EXERCISE REQUIREMENTS: Read the lines that follow and tally those with the word "SYNAPT"; give the number and nothing else.

MATERIAL PROVIDED:
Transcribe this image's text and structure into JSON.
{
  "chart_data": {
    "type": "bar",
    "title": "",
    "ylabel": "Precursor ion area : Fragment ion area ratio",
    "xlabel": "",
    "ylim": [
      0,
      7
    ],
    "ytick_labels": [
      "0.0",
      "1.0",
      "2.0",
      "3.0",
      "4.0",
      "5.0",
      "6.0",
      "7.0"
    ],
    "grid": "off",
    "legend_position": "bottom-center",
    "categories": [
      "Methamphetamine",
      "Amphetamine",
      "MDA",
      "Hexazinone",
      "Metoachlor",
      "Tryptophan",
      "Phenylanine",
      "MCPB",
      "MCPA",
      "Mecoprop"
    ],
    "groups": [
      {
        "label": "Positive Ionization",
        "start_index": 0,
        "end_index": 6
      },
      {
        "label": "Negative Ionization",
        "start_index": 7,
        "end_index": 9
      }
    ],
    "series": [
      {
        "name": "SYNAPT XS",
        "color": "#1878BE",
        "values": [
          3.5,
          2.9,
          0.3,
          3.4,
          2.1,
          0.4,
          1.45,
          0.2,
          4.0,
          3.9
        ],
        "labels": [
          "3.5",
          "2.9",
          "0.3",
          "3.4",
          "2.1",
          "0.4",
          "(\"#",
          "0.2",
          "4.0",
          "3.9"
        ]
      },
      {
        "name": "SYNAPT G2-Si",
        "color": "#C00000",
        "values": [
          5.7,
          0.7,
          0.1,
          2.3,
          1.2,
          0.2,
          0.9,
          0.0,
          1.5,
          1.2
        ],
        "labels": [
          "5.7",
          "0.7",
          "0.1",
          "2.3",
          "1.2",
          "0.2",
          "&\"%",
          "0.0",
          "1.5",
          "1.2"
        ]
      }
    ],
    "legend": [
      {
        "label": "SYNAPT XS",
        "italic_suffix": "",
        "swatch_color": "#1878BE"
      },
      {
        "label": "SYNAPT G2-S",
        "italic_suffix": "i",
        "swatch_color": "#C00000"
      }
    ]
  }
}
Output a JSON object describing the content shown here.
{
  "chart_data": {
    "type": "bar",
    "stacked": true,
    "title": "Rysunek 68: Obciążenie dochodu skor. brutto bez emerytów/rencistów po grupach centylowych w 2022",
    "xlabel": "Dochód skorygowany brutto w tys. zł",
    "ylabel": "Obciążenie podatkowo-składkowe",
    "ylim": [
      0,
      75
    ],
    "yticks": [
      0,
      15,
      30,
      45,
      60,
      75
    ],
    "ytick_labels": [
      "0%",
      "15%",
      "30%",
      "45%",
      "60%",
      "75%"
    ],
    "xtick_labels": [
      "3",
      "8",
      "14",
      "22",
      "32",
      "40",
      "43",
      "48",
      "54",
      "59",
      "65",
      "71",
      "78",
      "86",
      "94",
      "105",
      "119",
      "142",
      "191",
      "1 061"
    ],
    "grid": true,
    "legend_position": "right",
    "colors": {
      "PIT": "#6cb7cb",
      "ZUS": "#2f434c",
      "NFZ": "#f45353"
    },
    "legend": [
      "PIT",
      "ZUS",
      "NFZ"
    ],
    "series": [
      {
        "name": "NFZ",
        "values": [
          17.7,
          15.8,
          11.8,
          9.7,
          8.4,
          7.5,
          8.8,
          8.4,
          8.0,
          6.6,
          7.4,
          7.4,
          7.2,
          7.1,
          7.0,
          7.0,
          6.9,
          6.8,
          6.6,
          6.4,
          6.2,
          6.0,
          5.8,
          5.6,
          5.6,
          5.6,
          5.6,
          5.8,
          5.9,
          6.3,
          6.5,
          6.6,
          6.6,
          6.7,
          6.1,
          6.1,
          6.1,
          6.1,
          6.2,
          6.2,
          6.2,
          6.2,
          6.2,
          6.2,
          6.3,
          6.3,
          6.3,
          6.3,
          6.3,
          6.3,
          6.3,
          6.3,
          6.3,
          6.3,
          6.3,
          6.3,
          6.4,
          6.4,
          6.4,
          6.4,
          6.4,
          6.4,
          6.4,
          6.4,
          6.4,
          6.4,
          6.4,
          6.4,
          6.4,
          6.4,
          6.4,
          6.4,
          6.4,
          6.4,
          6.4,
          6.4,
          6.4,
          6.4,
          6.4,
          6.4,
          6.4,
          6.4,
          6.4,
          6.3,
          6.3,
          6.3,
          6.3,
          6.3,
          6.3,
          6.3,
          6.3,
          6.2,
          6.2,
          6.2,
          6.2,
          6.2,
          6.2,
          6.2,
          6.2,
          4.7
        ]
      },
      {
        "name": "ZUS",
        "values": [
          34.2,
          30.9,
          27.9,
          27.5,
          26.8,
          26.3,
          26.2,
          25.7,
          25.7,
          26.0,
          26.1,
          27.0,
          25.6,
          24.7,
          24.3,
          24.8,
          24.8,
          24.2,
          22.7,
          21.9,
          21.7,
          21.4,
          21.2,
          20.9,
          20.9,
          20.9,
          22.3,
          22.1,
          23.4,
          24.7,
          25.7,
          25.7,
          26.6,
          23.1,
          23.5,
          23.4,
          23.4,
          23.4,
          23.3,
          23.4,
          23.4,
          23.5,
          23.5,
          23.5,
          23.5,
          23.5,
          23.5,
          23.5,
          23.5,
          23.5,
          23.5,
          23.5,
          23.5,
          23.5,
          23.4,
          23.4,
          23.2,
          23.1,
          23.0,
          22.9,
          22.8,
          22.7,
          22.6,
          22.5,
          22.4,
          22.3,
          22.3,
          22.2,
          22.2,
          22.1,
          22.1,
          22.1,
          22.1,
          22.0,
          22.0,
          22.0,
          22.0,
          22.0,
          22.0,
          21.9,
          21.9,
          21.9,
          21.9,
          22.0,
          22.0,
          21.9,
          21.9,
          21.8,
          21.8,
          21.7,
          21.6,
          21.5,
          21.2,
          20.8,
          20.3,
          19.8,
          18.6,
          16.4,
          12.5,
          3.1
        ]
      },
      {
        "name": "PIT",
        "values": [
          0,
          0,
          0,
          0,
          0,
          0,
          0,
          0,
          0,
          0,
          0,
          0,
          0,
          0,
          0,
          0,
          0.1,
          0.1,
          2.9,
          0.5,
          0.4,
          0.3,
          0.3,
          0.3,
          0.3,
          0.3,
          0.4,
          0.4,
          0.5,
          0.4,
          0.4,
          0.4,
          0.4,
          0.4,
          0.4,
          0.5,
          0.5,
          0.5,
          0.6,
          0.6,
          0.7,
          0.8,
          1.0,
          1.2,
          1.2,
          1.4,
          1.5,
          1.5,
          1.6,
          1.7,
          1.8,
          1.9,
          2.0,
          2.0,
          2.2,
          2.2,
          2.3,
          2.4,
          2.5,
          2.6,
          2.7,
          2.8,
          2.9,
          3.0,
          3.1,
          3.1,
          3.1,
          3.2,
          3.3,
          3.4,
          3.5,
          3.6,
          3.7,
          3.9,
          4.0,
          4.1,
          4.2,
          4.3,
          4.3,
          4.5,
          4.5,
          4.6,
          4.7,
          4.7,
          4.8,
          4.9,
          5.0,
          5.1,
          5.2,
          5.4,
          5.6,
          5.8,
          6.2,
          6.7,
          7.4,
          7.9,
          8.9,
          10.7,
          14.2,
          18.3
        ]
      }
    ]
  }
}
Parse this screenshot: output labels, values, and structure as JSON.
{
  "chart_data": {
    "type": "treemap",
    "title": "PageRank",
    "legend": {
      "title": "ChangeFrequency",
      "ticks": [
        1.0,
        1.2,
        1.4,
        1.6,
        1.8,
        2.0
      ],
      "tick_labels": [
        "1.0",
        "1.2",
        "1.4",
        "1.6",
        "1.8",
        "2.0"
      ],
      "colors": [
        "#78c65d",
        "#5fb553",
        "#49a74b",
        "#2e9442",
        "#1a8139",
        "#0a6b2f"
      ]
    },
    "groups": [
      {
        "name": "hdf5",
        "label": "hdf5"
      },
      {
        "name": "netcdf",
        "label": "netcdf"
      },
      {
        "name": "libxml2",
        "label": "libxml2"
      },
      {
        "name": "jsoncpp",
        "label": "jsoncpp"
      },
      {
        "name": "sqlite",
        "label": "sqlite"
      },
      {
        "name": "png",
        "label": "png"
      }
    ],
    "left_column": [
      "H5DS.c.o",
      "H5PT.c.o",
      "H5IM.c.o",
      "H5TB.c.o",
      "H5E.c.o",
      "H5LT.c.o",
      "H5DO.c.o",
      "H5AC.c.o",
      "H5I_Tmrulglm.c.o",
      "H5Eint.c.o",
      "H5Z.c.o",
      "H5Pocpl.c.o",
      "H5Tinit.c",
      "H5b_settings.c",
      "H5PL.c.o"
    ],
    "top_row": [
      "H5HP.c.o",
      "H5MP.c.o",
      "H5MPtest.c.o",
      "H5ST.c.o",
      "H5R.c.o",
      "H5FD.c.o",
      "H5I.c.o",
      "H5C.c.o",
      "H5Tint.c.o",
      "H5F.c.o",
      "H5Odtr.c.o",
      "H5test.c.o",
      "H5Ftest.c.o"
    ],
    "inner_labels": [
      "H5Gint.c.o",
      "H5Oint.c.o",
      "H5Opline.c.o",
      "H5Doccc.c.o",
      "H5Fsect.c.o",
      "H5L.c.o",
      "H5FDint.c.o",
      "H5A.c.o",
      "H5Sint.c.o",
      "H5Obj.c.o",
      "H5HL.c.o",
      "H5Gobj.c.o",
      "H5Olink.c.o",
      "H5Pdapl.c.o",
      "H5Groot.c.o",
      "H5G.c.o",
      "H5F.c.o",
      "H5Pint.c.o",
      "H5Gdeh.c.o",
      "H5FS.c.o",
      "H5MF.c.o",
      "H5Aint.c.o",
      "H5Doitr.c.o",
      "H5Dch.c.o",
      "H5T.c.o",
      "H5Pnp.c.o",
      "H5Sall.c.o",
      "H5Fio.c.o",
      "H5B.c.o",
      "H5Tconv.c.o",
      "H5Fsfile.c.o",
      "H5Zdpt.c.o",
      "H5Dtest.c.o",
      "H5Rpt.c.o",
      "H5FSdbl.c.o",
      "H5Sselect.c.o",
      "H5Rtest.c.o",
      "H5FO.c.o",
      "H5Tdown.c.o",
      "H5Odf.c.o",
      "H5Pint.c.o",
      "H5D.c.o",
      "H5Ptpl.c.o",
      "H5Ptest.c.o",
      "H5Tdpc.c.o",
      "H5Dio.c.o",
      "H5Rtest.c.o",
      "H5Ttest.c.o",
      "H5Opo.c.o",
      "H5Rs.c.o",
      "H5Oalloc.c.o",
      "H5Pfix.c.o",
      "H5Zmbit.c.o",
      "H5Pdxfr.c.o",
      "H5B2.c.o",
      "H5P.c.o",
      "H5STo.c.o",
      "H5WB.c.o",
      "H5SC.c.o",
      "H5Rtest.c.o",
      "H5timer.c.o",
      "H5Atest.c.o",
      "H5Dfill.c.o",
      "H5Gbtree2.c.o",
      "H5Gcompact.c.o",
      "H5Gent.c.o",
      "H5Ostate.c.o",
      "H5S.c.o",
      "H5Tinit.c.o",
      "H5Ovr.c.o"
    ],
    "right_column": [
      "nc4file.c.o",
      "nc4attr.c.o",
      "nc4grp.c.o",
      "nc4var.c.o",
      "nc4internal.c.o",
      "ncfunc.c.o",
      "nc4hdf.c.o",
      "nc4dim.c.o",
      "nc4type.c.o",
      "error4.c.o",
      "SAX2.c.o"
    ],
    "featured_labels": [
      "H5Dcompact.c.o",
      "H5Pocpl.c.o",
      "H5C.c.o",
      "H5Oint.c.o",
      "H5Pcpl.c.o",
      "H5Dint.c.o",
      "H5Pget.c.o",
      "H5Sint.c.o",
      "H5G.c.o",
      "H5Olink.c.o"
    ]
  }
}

EXERCISE RESULT: 4